§ **STATED PROBLEM**
List all lines in the material below that contain "Monogenik".

━━━━━━━━

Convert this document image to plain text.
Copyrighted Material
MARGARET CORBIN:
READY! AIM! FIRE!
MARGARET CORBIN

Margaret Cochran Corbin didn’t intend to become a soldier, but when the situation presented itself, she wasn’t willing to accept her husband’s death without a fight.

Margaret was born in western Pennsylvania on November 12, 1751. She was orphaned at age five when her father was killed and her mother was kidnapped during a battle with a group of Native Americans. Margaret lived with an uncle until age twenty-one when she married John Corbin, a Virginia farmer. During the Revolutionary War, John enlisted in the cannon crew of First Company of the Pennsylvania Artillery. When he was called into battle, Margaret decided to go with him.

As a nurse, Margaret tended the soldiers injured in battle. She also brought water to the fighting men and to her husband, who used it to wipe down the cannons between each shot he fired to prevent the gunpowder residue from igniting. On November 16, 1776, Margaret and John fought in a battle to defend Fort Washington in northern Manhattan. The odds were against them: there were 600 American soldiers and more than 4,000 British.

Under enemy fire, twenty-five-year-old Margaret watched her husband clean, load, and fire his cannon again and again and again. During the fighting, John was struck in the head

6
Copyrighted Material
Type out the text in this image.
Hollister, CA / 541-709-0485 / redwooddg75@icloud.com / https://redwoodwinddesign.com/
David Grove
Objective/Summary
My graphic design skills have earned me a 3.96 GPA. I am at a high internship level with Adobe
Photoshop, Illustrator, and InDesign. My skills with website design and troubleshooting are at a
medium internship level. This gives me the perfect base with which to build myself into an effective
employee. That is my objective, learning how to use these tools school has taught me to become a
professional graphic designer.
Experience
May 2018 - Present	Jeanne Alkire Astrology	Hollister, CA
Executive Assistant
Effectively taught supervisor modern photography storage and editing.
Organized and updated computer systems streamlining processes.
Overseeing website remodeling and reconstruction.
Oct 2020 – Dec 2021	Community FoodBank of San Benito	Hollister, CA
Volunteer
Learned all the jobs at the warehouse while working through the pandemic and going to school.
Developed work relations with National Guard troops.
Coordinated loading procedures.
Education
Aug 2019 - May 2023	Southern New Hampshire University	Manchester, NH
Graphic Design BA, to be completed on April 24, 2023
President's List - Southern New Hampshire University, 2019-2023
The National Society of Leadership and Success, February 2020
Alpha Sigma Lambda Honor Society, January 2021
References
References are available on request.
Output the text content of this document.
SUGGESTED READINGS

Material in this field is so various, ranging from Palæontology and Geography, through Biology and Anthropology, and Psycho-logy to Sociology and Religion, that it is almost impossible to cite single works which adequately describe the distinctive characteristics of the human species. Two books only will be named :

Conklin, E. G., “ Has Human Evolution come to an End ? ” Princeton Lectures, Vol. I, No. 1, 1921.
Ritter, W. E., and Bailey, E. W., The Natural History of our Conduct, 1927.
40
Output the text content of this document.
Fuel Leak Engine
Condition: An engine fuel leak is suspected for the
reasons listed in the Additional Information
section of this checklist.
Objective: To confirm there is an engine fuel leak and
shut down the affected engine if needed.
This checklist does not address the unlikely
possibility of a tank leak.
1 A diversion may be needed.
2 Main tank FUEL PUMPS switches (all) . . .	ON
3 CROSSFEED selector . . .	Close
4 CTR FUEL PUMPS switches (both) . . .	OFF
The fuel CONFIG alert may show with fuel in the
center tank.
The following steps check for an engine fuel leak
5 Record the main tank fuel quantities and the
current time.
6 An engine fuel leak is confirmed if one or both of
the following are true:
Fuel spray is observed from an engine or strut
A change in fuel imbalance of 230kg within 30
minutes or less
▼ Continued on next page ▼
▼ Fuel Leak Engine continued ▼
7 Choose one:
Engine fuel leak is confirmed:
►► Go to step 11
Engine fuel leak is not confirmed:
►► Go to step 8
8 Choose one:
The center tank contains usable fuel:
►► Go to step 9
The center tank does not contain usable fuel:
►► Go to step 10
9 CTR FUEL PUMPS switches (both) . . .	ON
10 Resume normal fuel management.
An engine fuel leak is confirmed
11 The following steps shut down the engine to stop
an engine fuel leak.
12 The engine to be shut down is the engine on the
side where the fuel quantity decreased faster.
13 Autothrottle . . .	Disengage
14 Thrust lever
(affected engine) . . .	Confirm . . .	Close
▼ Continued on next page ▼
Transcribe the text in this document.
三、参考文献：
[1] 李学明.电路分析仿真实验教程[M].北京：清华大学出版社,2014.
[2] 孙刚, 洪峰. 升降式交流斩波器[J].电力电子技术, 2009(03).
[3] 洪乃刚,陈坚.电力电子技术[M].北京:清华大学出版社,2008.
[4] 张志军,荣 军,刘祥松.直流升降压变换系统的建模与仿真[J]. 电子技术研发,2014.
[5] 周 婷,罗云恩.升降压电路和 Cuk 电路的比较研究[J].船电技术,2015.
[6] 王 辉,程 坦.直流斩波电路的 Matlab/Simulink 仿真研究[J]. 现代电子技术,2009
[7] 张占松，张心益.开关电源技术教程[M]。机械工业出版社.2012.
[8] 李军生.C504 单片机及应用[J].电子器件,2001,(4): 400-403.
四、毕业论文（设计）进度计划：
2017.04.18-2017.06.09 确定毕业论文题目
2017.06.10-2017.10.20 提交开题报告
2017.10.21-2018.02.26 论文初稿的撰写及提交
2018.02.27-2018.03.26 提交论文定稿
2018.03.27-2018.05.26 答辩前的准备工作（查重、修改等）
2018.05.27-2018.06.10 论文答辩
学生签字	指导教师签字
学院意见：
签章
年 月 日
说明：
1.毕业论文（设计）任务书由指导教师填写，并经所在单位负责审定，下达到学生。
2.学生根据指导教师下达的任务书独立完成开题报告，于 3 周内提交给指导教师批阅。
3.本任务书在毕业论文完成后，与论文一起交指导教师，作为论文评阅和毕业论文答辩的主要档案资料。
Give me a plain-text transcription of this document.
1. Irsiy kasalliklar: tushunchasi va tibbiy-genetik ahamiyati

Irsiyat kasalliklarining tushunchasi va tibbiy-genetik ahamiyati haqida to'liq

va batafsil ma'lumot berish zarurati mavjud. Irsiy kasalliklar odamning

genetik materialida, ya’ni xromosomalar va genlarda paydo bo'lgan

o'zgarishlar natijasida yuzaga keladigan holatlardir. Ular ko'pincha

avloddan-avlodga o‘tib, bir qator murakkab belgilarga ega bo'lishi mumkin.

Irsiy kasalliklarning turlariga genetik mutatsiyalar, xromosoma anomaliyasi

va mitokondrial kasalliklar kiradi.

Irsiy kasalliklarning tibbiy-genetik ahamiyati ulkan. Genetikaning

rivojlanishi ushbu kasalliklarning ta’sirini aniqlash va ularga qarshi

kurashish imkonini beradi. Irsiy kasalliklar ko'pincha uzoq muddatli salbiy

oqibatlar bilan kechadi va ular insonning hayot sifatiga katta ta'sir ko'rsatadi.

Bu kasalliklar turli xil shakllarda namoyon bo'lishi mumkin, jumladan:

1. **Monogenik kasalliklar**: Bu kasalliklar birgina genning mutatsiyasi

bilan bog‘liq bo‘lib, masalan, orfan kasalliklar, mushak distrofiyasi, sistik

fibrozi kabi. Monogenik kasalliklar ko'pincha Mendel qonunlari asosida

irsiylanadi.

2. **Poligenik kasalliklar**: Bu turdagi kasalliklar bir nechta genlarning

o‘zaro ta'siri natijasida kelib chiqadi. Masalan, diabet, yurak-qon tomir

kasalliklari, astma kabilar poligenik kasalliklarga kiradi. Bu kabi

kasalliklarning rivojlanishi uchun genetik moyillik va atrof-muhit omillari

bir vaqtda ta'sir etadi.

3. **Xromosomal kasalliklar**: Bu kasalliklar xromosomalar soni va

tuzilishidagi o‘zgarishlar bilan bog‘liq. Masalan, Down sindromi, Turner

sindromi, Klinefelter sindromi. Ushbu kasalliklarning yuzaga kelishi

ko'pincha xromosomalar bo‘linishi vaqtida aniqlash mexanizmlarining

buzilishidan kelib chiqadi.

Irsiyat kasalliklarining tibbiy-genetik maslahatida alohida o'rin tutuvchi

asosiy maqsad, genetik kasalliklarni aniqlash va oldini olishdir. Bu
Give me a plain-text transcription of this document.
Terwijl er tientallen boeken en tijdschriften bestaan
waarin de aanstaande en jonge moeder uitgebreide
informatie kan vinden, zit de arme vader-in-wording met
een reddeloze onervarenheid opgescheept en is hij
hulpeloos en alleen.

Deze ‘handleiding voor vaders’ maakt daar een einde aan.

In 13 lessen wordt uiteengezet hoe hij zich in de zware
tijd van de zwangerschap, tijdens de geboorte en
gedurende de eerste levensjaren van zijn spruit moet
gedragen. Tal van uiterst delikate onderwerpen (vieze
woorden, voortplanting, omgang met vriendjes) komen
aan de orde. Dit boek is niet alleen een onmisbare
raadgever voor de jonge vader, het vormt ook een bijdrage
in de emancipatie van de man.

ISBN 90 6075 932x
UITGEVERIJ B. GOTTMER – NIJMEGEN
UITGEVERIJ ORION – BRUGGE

━━━━━━━━

§ **ANSWER**
1. **Monogenik kasalliklar**: Bu kasalliklar birgina genning mutatsiyasi
fibrozi kabi. Monogenik kasalliklar ko'pincha Mendel qonunlari asosida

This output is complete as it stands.